» **PROBLEM TO SOLVE**: Extract every record, keeping each one exactly as it is.

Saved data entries
◆ ◆ ◆ ◆ ◆ ◆ ◆
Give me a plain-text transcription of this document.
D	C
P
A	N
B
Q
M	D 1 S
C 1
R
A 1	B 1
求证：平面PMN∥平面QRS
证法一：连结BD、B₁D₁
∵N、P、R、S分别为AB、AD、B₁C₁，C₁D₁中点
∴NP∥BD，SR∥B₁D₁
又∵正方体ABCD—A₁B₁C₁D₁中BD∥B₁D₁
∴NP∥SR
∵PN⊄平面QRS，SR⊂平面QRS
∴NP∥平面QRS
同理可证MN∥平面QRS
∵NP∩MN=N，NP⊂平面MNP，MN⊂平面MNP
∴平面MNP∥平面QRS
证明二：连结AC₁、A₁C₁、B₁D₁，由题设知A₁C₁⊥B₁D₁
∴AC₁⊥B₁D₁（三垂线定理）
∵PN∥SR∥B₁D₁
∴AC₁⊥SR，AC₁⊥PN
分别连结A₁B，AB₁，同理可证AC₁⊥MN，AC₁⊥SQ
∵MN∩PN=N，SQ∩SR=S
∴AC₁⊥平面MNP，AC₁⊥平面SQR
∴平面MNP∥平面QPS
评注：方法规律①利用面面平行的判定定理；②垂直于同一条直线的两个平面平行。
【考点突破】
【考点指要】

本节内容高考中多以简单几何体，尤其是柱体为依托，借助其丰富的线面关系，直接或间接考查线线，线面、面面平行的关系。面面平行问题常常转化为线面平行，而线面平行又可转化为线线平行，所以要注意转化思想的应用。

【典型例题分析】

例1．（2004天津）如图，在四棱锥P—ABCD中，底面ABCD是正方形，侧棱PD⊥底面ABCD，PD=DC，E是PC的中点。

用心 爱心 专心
◆ ◆ ◆ ◆ ◆ ◆ ◆
» **EXERCISE RESULT**:
Give me a plain-text transcription of this document.
D	C
P
A	N
B
Q
M	D 1 S
C 1
R
A 1	B 1
求证：平面PMN∥平面QRS
证法一：连结BD、B₁D₁
∵N、P、R、S分别为AB、AD、B₁C₁，C₁D₁中点
∴NP∥BD，SR∥B₁D₁
又∵正方体ABCD—A₁B₁C₁D₁中BD∥B₁D₁
∴NP∥SR
∵PN⊄平面QRS，SR⊂平面QRS
∴NP∥平面QRS
同理可证MN∥平面QRS
∵NP∩MN=N，NP⊂平面MNP，MN⊂平面MNP
∴平面MNP∥平面QRS
证明二：连结AC₁、A₁C₁、B₁D₁，由题设知A₁C₁⊥B₁D₁
∴AC₁⊥B₁D₁（三垂线定理）
∵PN∥SR∥B₁D₁
∴AC₁⊥SR，AC₁⊥PN
分别连结A₁B，AB₁，同理可证AC₁⊥MN，AC₁⊥SQ
∵MN∩PN=N，SQ∩SR=S
∴AC₁⊥平面MNP，AC₁⊥平面SQR
∴平面MNP∥平面QPS
评注：方法规律①利用面面平行的判定定理；②垂直于同一条直线的两个平面平行。
【考点突破】
【考点指要】

本节内容高考中多以简单几何体，尤其是柱体为依托，借助其丰富的线面关系，直接或间接考查线线，线面、面面平行的关系。面面平行问题常常转化为线面平行，而线面平行又可转化为线线平行，所以要注意转化思想的应用。

【典型例题分析】

例1．（2004天津）如图，在四棱锥P—ABCD中，底面ABCD是正方形，侧棱PD⊥底面ABCD，PD=DC，E是PC的中点。

用心 爱心 专心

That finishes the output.